Passage to read:

------------------------------------------------------------

Table of Contents
This page contains notes on improving the performance of VuFind in various ways. See the table of contents for a quick overview of topics.
After the initial setup and importing of records, you may notice a significant degradation of performance. This means its time to do some JVM tuning. However, if you look around the Internet, you'll quickly realize performance tuning for Java applications is a bit of a black art. However, we'll provide some basic settings to help improve your performance, as well as resources for more in-depth tuning settings.
As a short side-note, these recommendations are for a “server-class” machine with at least 2 GB RAM and 2 processors. There are limits on the architecture that may require editing the sizes provided in the settings.
If you are using the included distribution of Jetty, the tuning options are set in the JAVA_OPTIONS environmental variable. You can either set this for the user running the instance of Jetty (recommended) or in /etc/profile.
It's recommended that you run the most recent Sun JDK as there is an important switch (-server) that you use that is not in the JRE.
The heap space in Java is the amount of memory allocated to Java for objects. One of the more common issues with a full index of records is an java.lang.OutOfMemoryError exception due to the heap space size. By default, the lower limit is set to 1/64th of the server's physical memory and the max is set at 1/4 the physical memory with a max of 1GB.
It's a good idea to set both of these to the same value as follows (assumes 4GB of RAM):
Note: For very large indices (> 4 million documents) you will need more than 4GB of RAM, and a 64 bit OS to utilize it. You must also tell Java to use the 64 bit “memory model” the setting would then look like:
-d64 -Xms8192m -Xmx8192m
Failure to use the “-d64” flag will result in an error message: “Invalid initial heap size: -Xms8192M The specified size exceeds the maximum representable size. Could not create the Java virtual machine.”

------------------------------------------------------------

(Element boundary rows)

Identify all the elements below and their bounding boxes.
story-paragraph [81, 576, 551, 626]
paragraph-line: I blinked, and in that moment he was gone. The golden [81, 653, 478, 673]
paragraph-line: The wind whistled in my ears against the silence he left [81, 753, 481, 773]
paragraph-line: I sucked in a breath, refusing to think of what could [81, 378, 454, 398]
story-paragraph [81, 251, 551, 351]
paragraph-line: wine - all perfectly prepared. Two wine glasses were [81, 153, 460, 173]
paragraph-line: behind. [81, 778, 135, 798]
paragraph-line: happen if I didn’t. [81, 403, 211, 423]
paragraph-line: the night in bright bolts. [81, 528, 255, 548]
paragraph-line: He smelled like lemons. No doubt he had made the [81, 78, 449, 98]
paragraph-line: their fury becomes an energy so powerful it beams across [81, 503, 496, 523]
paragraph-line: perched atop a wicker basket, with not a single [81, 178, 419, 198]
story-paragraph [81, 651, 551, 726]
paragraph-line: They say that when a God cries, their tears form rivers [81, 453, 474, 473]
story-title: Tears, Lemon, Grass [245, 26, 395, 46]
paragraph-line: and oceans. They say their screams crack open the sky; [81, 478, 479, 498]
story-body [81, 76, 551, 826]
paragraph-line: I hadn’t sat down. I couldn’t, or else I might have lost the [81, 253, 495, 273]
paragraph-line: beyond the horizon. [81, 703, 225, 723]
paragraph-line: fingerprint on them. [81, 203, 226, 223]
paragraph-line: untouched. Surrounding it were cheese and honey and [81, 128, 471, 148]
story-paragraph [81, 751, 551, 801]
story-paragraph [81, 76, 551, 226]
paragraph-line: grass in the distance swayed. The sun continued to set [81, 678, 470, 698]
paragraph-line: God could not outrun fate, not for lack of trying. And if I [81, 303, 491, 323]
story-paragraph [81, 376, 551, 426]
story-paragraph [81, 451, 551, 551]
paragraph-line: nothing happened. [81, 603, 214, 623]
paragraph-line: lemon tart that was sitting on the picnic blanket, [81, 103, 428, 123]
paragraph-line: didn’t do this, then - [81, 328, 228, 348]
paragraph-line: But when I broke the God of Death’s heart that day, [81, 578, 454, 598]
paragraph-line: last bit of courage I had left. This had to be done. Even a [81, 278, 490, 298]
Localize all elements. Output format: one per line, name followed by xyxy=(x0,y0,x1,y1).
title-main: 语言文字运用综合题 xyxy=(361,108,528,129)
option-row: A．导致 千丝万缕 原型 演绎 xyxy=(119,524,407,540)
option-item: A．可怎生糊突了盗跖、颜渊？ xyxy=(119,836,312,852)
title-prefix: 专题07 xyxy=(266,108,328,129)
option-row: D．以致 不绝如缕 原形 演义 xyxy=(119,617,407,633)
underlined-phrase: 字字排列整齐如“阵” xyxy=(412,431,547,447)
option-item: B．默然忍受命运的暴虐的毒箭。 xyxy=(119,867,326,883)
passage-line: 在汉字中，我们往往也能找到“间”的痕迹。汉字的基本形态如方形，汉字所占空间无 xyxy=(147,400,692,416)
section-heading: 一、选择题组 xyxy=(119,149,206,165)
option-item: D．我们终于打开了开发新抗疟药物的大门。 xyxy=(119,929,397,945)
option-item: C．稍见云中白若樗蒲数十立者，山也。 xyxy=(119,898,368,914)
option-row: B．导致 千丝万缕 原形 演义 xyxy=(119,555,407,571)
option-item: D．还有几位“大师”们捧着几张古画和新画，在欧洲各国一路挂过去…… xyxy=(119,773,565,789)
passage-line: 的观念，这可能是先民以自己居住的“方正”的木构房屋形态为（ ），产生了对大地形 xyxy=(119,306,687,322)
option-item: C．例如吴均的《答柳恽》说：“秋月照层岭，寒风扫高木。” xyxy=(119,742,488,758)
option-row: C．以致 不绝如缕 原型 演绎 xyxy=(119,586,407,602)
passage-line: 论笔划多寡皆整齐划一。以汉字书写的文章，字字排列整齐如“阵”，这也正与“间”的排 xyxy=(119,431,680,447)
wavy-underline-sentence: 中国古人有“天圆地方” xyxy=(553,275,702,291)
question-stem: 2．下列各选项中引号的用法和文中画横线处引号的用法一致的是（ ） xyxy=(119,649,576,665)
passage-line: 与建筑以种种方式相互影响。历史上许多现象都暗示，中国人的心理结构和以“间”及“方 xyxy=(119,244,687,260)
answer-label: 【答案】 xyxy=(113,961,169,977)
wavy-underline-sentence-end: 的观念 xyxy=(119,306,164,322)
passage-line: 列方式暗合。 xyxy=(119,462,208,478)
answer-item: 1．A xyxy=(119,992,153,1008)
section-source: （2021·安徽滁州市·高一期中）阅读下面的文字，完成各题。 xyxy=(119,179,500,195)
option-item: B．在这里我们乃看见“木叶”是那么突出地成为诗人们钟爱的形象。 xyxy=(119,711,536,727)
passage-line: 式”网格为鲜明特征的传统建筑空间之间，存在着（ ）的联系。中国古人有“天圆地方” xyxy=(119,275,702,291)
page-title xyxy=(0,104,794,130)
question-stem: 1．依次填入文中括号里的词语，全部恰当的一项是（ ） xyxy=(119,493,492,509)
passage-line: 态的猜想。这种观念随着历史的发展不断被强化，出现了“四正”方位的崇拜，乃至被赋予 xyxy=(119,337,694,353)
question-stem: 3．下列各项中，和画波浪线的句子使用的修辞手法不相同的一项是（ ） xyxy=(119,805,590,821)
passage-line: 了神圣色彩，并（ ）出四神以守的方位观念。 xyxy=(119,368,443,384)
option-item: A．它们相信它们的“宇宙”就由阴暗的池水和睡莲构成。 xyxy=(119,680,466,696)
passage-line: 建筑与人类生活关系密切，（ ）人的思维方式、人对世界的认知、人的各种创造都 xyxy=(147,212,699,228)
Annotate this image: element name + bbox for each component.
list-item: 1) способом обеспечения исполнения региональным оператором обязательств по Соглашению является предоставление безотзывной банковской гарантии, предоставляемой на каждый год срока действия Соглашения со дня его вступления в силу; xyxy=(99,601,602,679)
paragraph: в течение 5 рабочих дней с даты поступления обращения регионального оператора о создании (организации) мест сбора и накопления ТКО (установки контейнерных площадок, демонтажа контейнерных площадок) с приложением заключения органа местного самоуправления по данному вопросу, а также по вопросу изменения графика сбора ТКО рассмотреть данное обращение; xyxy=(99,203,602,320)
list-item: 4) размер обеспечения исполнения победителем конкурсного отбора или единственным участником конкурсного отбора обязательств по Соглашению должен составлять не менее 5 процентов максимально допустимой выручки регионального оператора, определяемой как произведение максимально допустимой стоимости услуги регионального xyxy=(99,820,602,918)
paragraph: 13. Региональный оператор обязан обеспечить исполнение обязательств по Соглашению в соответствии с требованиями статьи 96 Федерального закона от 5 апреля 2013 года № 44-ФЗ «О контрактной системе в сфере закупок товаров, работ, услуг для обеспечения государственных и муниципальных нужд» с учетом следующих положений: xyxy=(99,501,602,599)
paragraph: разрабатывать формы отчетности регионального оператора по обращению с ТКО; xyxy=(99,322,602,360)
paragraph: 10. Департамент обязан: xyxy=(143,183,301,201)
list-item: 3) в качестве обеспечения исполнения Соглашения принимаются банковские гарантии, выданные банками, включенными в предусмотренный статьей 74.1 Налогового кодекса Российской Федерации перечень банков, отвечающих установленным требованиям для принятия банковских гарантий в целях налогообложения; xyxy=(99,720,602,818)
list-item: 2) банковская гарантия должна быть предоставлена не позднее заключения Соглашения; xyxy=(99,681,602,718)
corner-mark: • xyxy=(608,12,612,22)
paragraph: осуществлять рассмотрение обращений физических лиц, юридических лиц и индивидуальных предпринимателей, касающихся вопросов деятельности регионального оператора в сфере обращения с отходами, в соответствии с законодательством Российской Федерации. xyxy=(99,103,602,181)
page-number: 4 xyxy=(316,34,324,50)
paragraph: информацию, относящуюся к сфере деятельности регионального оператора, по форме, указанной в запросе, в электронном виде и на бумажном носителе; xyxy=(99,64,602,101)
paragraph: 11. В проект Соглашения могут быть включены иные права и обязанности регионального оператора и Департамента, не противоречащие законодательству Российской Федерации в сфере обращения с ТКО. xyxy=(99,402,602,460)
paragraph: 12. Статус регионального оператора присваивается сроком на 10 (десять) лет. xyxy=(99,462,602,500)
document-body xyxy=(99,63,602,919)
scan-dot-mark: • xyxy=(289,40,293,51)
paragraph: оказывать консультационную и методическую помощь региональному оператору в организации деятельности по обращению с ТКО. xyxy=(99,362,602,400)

------------------------------------------------------------

Aim of the exercise: In the VuFind performance notes, which environment variable holds the tuning options when the included Jetty distribution is used?

Response to the exercise: JAVA_OPTIONS